◆ Required task A:
Translate this sentence from the identity theft guidelines below into French: "In designing its Program, a financial institution or creditor may incorporate, as appropriate, its existing policies, procedures, and other arrangements that control reasonably foreseeable risks to customers or to the safety and soundness of the financial institution or creditor from identity theft."

[Code of Federal Regulations]
[Title 12, Volume 1]
[Revised as of January 1, 2008]
From the U.S. Government Printing Office via GPO Access
[CITE: 12CFR41 App J]

[Page 462-465]

                       TITLE 12--BANKS AND BANKING

   CHAPTER I--COMPTROLLER OF THE CURRENCY, DEPARTMENT OF THE TREASURY

PART 41_FAIR CREDIT REPORTING--Table of Contents

                   Subpart J_Identity Theft Red Flags

  Sec. Appendix J to Part 41--Interagency Guidelines on Identity Theft
                  Detection, Prevention, and Mitigation

    Section 41.90 of this part requires each financial institution and
creditor that offers or maintains one or more covered accounts, as
defined in Sec. 41.90(b)(3) of this part, to develop and provide for
the continued administration of a written Program to detect, prevent,
and mitigate identity theft in connection with the opening of a covered
account or any existing covered account. These guidelines are intended
to assist financial institutions and creditors in the formulation and
maintenance of a Program that satisfies the requirements of Sec. 41.90
of this part.

                             I. The Program

    In designing its Program, a financial institution or creditor may
incorporate, as appropriate, its existing policies, procedures, and
other arrangements that control reasonably foreseeable risks to
customers or to the safety and soundness of the financial institution or
creditor from identity theft.

                   II. Identifying Relevant Red Flags

    (a) Risk Factors. A financial institution or creditor should
consider the following factors in identifying relevant Red Flags for
covered accounts, as appropriate:
    (1) The types of covered accounts it offers or maintains;
    (2) The methods it provides to open its covered accounts;
    (3) The methods it provides to access its covered accounts; and
    (4) Its previous experiences with identity theft.
    (b) Sources of Red Flags. Financial institutions and creditors
should incorporate relevant Red Flags from sources such as:
    (1) Incidents of identity theft that the financial institution or
creditor has experienced;
    (2) Methods of identity theft that the financial institution or
creditor has identified that reflect changes in identity theft risks;
and
    (3) Applicable supervisory guidance.
    (c) Categories of Red Flags. The Program should include relevant Red
Flags from the following categories, as appropriate. Examples of Red
Flags from each of these categories are appended as Supplement A to this
Appendix J.
    (1) Alerts, notifications, or other warnings received from consumer
reporting agencies or service providers, such as fraud detection
services;
    (2) The presentation of suspicious documents;
    (3) The presentation of suspicious personal identifying information,
such as a suspicious address change;
    (4) The unusual use of, or other suspicious activity related to, a
covered account; and
    (5) Notice from customers, victims of identity theft, law
enforcement authorities, or other persons regarding possible identity
theft in connection with covered accounts held by the financial
institution or creditor.

◆ Dataset extract:
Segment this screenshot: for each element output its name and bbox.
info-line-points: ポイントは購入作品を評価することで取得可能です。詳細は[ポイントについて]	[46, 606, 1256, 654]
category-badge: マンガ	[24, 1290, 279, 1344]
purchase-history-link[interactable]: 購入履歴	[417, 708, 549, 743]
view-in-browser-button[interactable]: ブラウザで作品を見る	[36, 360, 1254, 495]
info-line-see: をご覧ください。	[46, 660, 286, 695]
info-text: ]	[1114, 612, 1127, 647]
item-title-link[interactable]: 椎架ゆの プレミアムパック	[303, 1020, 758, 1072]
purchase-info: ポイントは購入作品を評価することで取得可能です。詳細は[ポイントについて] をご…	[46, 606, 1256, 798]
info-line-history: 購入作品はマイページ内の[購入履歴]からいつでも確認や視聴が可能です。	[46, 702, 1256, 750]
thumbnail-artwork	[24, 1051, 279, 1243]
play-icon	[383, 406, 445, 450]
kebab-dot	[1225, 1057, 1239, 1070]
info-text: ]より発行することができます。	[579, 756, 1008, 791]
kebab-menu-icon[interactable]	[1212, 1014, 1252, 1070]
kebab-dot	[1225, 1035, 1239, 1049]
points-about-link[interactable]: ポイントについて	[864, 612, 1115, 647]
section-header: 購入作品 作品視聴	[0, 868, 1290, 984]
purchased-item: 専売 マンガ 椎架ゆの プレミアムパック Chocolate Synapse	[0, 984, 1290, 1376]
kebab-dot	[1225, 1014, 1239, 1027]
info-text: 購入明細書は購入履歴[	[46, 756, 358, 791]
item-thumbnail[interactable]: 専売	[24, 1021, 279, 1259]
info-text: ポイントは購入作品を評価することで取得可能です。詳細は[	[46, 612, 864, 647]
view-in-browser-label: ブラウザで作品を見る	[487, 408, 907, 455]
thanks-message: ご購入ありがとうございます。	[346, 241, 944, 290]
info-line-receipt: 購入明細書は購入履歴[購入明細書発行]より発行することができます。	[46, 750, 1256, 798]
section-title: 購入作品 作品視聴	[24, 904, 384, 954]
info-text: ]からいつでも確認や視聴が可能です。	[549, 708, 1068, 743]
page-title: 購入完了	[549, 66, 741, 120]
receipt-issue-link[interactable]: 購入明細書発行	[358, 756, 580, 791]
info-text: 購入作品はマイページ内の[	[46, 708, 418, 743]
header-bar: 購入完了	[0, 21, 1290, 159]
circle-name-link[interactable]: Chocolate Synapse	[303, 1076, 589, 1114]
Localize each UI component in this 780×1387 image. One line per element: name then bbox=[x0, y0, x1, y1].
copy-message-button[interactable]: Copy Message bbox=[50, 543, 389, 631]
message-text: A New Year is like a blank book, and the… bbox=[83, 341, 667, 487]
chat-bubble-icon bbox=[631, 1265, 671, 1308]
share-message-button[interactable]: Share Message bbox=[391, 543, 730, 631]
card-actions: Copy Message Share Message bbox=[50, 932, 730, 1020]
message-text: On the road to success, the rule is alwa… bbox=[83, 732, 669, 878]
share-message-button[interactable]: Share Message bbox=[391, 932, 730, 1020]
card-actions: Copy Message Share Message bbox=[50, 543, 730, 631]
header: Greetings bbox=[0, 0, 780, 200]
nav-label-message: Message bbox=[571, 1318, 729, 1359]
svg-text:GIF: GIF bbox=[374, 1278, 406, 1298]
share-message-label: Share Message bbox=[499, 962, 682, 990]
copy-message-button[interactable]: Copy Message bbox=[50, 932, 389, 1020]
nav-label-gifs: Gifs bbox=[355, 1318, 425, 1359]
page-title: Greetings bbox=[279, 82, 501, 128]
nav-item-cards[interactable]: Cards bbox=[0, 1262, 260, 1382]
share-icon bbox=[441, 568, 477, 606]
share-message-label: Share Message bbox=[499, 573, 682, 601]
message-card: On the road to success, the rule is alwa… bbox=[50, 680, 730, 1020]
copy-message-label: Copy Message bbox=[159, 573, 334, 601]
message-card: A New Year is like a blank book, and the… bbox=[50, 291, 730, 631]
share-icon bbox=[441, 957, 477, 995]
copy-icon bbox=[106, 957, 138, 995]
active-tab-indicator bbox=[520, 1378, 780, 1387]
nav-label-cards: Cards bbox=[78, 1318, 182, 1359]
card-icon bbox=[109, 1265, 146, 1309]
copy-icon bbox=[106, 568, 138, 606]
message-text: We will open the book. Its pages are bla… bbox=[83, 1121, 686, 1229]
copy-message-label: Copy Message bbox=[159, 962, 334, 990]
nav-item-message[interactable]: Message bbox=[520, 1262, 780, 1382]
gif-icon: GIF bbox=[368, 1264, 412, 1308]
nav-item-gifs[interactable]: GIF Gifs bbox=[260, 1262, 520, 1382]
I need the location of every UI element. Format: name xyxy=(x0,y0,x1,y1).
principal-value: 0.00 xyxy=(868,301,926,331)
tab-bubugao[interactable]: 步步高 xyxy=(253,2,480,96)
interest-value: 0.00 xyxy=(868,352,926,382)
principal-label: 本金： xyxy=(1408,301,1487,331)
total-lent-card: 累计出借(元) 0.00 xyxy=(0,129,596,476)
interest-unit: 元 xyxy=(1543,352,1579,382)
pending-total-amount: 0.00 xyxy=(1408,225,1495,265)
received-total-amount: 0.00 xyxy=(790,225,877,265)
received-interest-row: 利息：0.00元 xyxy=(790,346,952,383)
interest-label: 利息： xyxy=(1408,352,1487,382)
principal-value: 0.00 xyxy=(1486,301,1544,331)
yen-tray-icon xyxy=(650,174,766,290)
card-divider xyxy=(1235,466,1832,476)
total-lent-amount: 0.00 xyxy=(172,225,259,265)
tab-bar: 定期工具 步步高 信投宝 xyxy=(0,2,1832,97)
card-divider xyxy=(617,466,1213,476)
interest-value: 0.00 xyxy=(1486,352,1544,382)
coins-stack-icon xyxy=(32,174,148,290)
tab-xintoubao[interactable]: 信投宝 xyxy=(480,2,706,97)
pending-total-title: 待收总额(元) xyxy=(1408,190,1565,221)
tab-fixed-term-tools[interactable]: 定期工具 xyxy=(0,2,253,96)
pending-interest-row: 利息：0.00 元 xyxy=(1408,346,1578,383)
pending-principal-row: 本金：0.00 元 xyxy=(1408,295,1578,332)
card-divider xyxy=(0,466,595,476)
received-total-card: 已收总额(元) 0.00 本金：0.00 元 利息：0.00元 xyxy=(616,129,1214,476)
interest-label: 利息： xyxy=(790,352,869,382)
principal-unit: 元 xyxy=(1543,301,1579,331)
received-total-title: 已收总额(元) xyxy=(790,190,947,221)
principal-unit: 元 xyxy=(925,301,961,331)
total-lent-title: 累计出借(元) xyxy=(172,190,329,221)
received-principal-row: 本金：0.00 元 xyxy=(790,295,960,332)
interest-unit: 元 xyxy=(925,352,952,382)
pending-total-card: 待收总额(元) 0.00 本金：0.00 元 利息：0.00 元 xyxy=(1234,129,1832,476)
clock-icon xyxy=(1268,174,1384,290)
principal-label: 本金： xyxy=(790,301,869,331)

◆ Required task B:
Pick out every line of the listing above that contains the word "Chocolate".

◆ Expected answer A:
Lors de la conception de son Programme, une institution financière ou un créancier peut intégrer, le cas échéant, ses politiques, procédures et autres dispositions existantes qui maîtrisent les risques raisonnablement prévisibles que le vol d'identité fait peser sur les clients ou sur la sécurité et la solidité de l'institution financière ou du créancier.

◆ Expected answer B:
purchased-item: 専売 マンガ 椎架ゆの プレミアムパック Chocolate Synapse	[0, 984, 1290, 1376]
circle-name-link[interactable]: Chocolate Synapse	[303, 1076, 589, 1114]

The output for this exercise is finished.